Exercise aim:
All of the entries need to be written out again, exactly as they are.

::: Input data

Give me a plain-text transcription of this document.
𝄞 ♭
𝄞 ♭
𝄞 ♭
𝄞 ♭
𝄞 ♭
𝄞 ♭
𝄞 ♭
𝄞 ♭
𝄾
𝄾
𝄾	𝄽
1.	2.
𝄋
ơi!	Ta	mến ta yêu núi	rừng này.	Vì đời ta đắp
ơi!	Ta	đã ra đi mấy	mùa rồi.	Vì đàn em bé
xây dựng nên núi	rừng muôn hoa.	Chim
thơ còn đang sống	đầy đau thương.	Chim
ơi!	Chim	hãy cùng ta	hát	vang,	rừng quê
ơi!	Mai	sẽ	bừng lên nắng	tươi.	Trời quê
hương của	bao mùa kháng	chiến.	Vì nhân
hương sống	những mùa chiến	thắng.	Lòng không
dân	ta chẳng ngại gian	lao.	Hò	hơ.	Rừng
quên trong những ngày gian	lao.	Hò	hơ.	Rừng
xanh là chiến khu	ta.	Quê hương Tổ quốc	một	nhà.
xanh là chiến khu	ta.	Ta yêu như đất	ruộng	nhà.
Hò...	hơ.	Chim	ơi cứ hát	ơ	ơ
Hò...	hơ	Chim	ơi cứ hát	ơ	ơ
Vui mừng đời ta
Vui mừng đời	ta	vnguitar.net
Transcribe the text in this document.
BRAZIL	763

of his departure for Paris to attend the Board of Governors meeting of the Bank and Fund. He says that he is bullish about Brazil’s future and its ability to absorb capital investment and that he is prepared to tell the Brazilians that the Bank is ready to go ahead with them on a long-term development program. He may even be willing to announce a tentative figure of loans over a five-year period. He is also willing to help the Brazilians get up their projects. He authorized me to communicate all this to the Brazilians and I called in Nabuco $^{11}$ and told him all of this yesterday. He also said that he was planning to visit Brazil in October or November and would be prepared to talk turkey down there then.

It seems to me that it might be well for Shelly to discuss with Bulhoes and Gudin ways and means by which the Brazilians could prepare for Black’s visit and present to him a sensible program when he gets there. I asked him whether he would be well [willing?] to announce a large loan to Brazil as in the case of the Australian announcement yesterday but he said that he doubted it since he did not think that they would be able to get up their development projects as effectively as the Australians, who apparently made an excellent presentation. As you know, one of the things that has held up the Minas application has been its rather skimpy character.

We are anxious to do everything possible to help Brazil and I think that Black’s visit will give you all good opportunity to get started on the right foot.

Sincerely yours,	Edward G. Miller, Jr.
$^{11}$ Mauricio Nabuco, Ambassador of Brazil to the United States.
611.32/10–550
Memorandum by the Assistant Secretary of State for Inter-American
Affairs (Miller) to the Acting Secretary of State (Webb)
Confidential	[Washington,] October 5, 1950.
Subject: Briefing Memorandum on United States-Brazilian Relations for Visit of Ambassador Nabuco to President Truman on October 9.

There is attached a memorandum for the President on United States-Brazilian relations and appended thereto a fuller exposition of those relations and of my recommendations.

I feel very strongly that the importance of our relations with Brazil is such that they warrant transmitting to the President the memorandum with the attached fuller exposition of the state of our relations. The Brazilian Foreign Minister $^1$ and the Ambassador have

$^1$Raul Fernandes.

::::::

Task response:
Give me a plain-text transcription of this document.
𝄞 ♭
𝄞 ♭
𝄞 ♭
𝄞 ♭
𝄞 ♭
𝄞 ♭
𝄞 ♭
𝄞 ♭
𝄾
𝄾
𝄾	𝄽
1.	2.
𝄋
ơi!	Ta	mến ta yêu núi	rừng này.	Vì đời ta đắp
ơi!	Ta	đã ra đi mấy	mùa rồi.	Vì đàn em bé
xây dựng nên núi	rừng muôn hoa.	Chim
thơ còn đang sống	đầy đau thương.	Chim
ơi!	Chim	hãy cùng ta	hát	vang,	rừng quê
ơi!	Mai	sẽ	bừng lên nắng	tươi.	Trời quê
hương của	bao mùa kháng	chiến.	Vì nhân
hương sống	những mùa chiến	thắng.	Lòng không
dân	ta chẳng ngại gian	lao.	Hò	hơ.	Rừng
quên trong những ngày gian	lao.	Hò	hơ.	Rừng
xanh là chiến khu	ta.	Quê hương Tổ quốc	một	nhà.
xanh là chiến khu	ta.	Ta yêu như đất	ruộng	nhà.
Hò...	hơ.	Chim	ơi cứ hát	ơ	ơ
Hò...	hơ	Chim	ơi cứ hát	ơ	ơ
Vui mừng đời ta
Vui mừng đời	ta	vnguitar.net
Transcribe the text in this document.
BRAZIL	763

of his departure for Paris to attend the Board of Governors meeting of the Bank and Fund. He says that he is bullish about Brazil’s future and its ability to absorb capital investment and that he is prepared to tell the Brazilians that the Bank is ready to go ahead with them on a long-term development program. He may even be willing to announce a tentative figure of loans over a five-year period. He is also willing to help the Brazilians get up their projects. He authorized me to communicate all this to the Brazilians and I called in Nabuco $^{11}$ and told him all of this yesterday. He also said that he was planning to visit Brazil in October or November and would be prepared to talk turkey down there then.

It seems to me that it might be well for Shelly to discuss with Bulhoes and Gudin ways and means by which the Brazilians could prepare for Black’s visit and present to him a sensible program when he gets there. I asked him whether he would be well [willing?] to announce a large loan to Brazil as in the case of the Australian announcement yesterday but he said that he doubted it since he did not think that they would be able to get up their development projects as effectively as the Australians, who apparently made an excellent presentation. As you know, one of the things that has held up the Minas application has been its rather skimpy character.

We are anxious to do everything possible to help Brazil and I think that Black’s visit will give you all good opportunity to get started on the right foot.

Sincerely yours,	Edward G. Miller, Jr.
$^{11}$ Mauricio Nabuco, Ambassador of Brazil to the United States.
611.32/10–550
Memorandum by the Assistant Secretary of State for Inter-American
Affairs (Miller) to the Acting Secretary of State (Webb)
Confidential	[Washington,] October 5, 1950.
Subject: Briefing Memorandum on United States-Brazilian Relations for Visit of Ambassador Nabuco to President Truman on October 9.

There is attached a memorandum for the President on United States-Brazilian relations and appended thereto a fuller exposition of those relations and of my recommendations.

I feel very strongly that the importance of our relations with Brazil is such that they warrant transmitting to the President the memorandum with the attached fuller exposition of the state of our relations. The Brazilian Foreign Minister $^1$ and the Ambassador have

$^1$Raul Fernandes.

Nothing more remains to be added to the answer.